◆ **Task instructions**
Repeat the records below exactly.

◆ **Data supplied**
**********

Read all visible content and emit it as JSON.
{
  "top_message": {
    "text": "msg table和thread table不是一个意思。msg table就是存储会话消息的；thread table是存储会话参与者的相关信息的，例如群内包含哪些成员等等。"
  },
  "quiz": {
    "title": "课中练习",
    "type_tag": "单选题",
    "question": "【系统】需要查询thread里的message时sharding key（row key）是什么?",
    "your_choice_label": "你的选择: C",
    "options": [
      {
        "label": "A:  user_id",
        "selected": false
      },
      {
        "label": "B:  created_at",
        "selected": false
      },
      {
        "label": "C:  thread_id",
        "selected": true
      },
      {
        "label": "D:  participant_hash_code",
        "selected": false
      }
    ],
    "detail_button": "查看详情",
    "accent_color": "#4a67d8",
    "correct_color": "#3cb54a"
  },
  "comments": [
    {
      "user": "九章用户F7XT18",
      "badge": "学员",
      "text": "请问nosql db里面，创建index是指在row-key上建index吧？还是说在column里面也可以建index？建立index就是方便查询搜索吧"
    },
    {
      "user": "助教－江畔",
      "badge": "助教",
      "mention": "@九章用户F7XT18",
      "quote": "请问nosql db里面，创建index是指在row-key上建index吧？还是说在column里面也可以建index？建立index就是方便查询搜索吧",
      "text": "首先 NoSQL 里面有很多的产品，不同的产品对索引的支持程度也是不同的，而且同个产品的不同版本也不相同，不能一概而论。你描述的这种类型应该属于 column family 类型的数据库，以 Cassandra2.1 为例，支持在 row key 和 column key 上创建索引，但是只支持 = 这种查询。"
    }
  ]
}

**********

◆ **Result of this task**
Read all visible content and emit it as JSON.
{
  "top_message": {
    "text": "msg table和thread table不是一个意思。msg table就是存储会话消息的；thread table是存储会话参与者的相关信息的，例如群内包含哪些成员等等。"
  },
  "quiz": {
    "title": "课中练习",
    "type_tag": "单选题",
    "question": "【系统】需要查询thread里的message时sharding key（row key）是什么?",
    "your_choice_label": "你的选择: C",
    "options": [
      {
        "label": "A:  user_id",
        "selected": false
      },
      {
        "label": "B:  created_at",
        "selected": false
      },
      {
        "label": "C:  thread_id",
        "selected": true
      },
      {
        "label": "D:  participant_hash_code",
        "selected": false
      }
    ],
    "detail_button": "查看详情",
    "accent_color": "#4a67d8",
    "correct_color": "#3cb54a"
  },
  "comments": [
    {
      "user": "九章用户F7XT18",
      "badge": "学员",
      "text": "请问nosql db里面，创建index是指在row-key上建index吧？还是说在column里面也可以建index？建立index就是方便查询搜索吧"
    },
    {
      "user": "助教－江畔",
      "badge": "助教",
      "mention": "@九章用户F7XT18",
      "quote": "请问nosql db里面，创建index是指在row-key上建index吧？还是说在column里面也可以建index？建立index就是方便查询搜索吧",
      "text": "首先 NoSQL 里面有很多的产品，不同的产品对索引的支持程度也是不同的，而且同个产品的不同版本也不相同，不能一概而论。你描述的这种类型应该属于 column family 类型的数据库，以 Cassandra2.1 为例，支持在 row key 和 column key 上创建索引，但是只支持 = 这种查询。"
    }
  ]
}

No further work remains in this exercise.